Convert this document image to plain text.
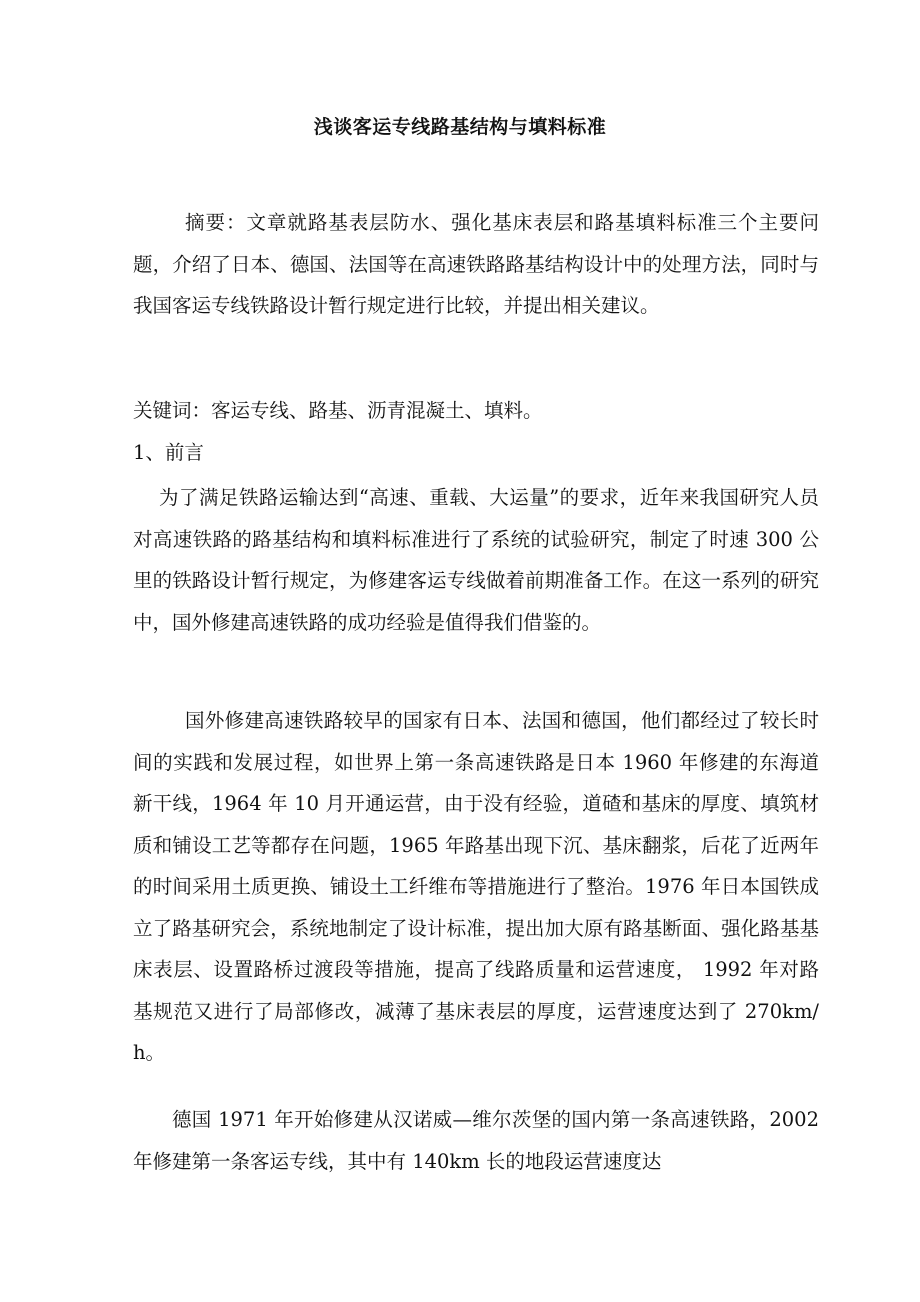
浅谈客运专线路基结构与填料标准

摘要：文章就路基表层防水、强化基床表层和路基填料标准三个主要问题，介绍了日本、德国、法国等在高速铁路路基结构设计中的处理方法，同时与我国客运专线铁路设计暂行规定进行比较，并提出相关建议。

关键词：客运专线、路基、沥青混凝土、填料。

1、前言

为了满足铁路运输达到“高速、重载、大运量”的要求，近年来我国研究人员对高速铁路的路基结构和填料标准进行了系统的试验研究，制定了时速 300 公里的铁路设计暂行规定，为修建客运专线做着前期准备工作。在这一系列的研究中，国外修建高速铁路的成功经验是值得我们借鉴的。

国外修建高速铁路较早的国家有日本、法国和德国，他们都经过了较长时间的实践和发展过程，如世界上第一条高速铁路是日本 1960 年修建的东海道新干线，1964 年 10 月开通运营，由于没有经验，道碴和基床的厚度、填筑材质和铺设工艺等都存在问题，1965 年路基出现下沉、基床翻浆，后花了近两年的时间采用土质更换、铺设土工纤维布等措施进行了整治。1976 年日本国铁成立了路基研究会，系统地制定了设计标准，提出加大原有路基断面、强化路基基床表层、设置路桥过渡段等措施，提高了线路质量和运营速度， 1992 年对路基规范又进行了局部修改，减薄了基床表层的厚度，运营速度达到了 270km/h。

德国 1971 年开始修建从汉诺威—维尔茨堡的国内第一条高速铁路，2002 年修建第一条客运专线，其中有 140km 长的地段运营速度达
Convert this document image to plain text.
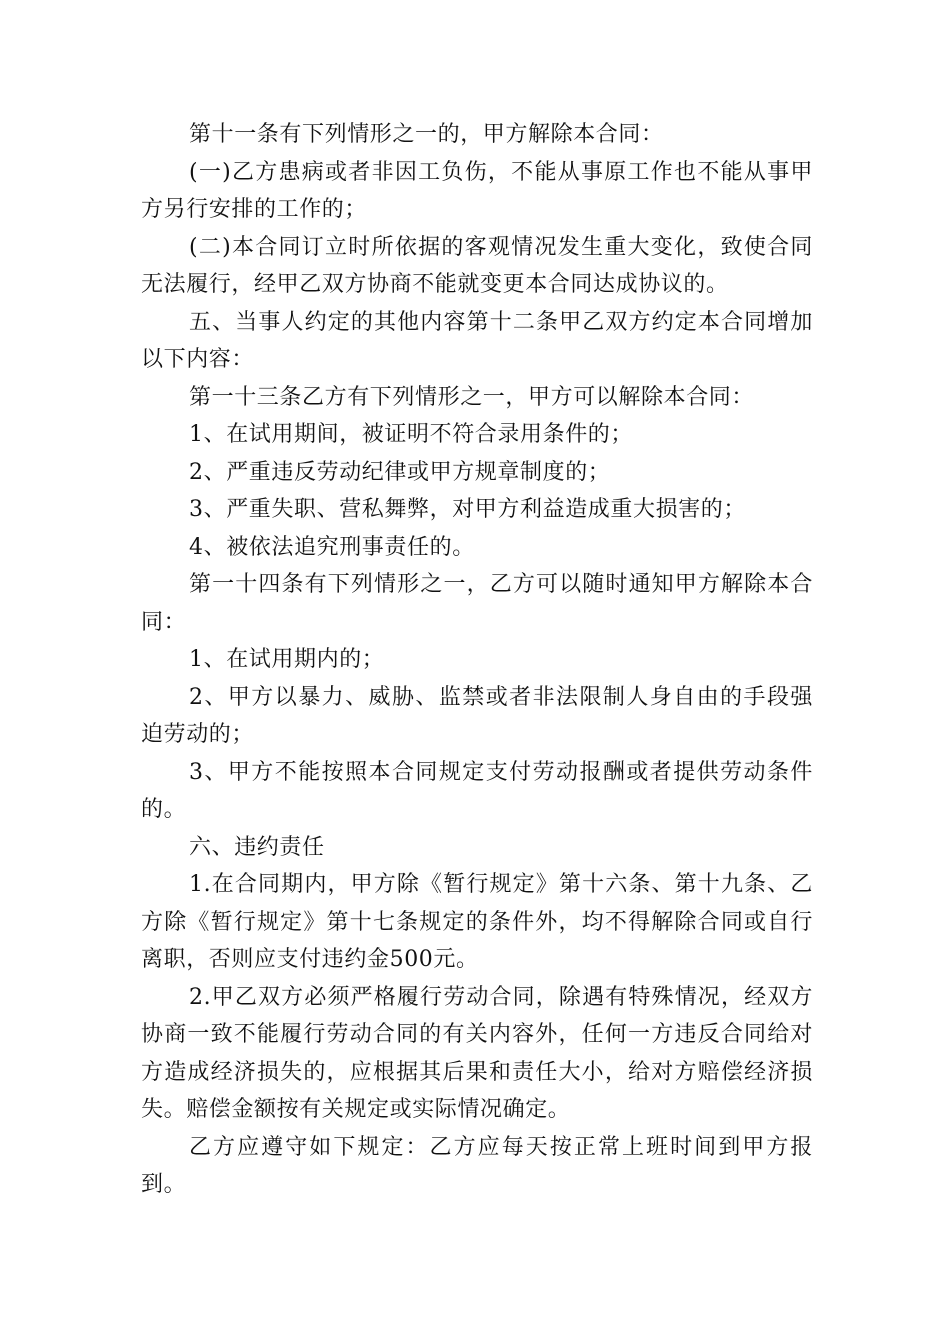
第十一条有下列情形之一的，甲方解除本合同：

(一)乙方患病或者非因工负伤，不能从事原工作也不能从事甲方另行安排的工作的；

(二)本合同订立时所依据的客观情况发生重大变化，致使合同无法履行，经甲乙双方协商不能就变更本合同达成协议的。

五、当事人约定的其他内容第十二条甲乙双方约定本合同增加以下内容：

第一十三条乙方有下列情形之一，甲方可以解除本合同：

1、在试用期间，被证明不符合录用条件的；

2、严重违反劳动纪律或甲方规章制度的；

3、严重失职、营私舞弊，对甲方利益造成重大损害的；

4、被依法追究刑事责任的。

第一十四条有下列情形之一，乙方可以随时通知甲方解除本合同：

1、在试用期内的；

2、甲方以暴力、威胁、监禁或者非法限制人身自由的手段强迫劳动的；

3、甲方不能按照本合同规定支付劳动报酬或者提供劳动条件的。

六、违约责任

1.在合同期内，甲方除《暂行规定》第十六条、第十九条、乙方除《暂行规定》第十七条规定的条件外，均不得解除合同或自行离职，否则应支付违约金500元。

2.甲乙双方必须严格履行劳动合同，除遇有特殊情况，经双方协商一致不能履行劳动合同的有关内容外，任何一方违反合同给对方造成经济损失的，应根据其后果和责任大小，给对方赔偿经济损失。赔偿金额按有关规定或实际情况确定。

乙方应遵守如下规定：乙方应每天按正常上班时间到甲方报到。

· · · · · · ·

- [Given exercise]:
Pictures in the records above are left out; print everything else exactly as written.

- [Expected output]:
Convert this document image to plain text.
浅谈客运专线路基结构与填料标准

摘要：文章就路基表层防水、强化基床表层和路基填料标准三个主要问题，介绍了日本、德国、法国等在高速铁路路基结构设计中的处理方法，同时与我国客运专线铁路设计暂行规定进行比较，并提出相关建议。

关键词：客运专线、路基、沥青混凝土、填料。

1、前言

为了满足铁路运输达到“高速、重载、大运量”的要求，近年来我国研究人员对高速铁路的路基结构和填料标准进行了系统的试验研究，制定了时速 300 公里的铁路设计暂行规定，为修建客运专线做着前期准备工作。在这一系列的研究中，国外修建高速铁路的成功经验是值得我们借鉴的。

国外修建高速铁路较早的国家有日本、法国和德国，他们都经过了较长时间的实践和发展过程，如世界上第一条高速铁路是日本 1960 年修建的东海道新干线，1964 年 10 月开通运营，由于没有经验，道碴和基床的厚度、填筑材质和铺设工艺等都存在问题，1965 年路基出现下沉、基床翻浆，后花了近两年的时间采用土质更换、铺设土工纤维布等措施进行了整治。1976 年日本国铁成立了路基研究会，系统地制定了设计标准，提出加大原有路基断面、强化路基基床表层、设置路桥过渡段等措施，提高了线路质量和运营速度， 1992 年对路基规范又进行了局部修改，减薄了基床表层的厚度，运营速度达到了 270km/h。

德国 1971 年开始修建从汉诺威—维尔茨堡的国内第一条高速铁路，2002 年修建第一条客运专线，其中有 140km 长的地段运营速度达
Convert this document image to plain text.
第十一条有下列情形之一的，甲方解除本合同：

(一)乙方患病或者非因工负伤，不能从事原工作也不能从事甲方另行安排的工作的；

(二)本合同订立时所依据的客观情况发生重大变化，致使合同无法履行，经甲乙双方协商不能就变更本合同达成协议的。

五、当事人约定的其他内容第十二条甲乙双方约定本合同增加以下内容：

第一十三条乙方有下列情形之一，甲方可以解除本合同：

1、在试用期间，被证明不符合录用条件的；

2、严重违反劳动纪律或甲方规章制度的；

3、严重失职、营私舞弊，对甲方利益造成重大损害的；

4、被依法追究刑事责任的。

第一十四条有下列情形之一，乙方可以随时通知甲方解除本合同：

1、在试用期内的；

2、甲方以暴力、威胁、监禁或者非法限制人身自由的手段强迫劳动的；

3、甲方不能按照本合同规定支付劳动报酬或者提供劳动条件的。

六、违约责任

1.在合同期内，甲方除《暂行规定》第十六条、第十九条、乙方除《暂行规定》第十七条规定的条件外，均不得解除合同或自行离职，否则应支付违约金500元。

2.甲乙双方必须严格履行劳动合同，除遇有特殊情况，经双方协商一致不能履行劳动合同的有关内容外，任何一方违反合同给对方造成经济损失的，应根据其后果和责任大小，给对方赔偿经济损失。赔偿金额按有关规定或实际情况确定。

乙方应遵守如下规定：乙方应每天按正常上班时间到甲方报到。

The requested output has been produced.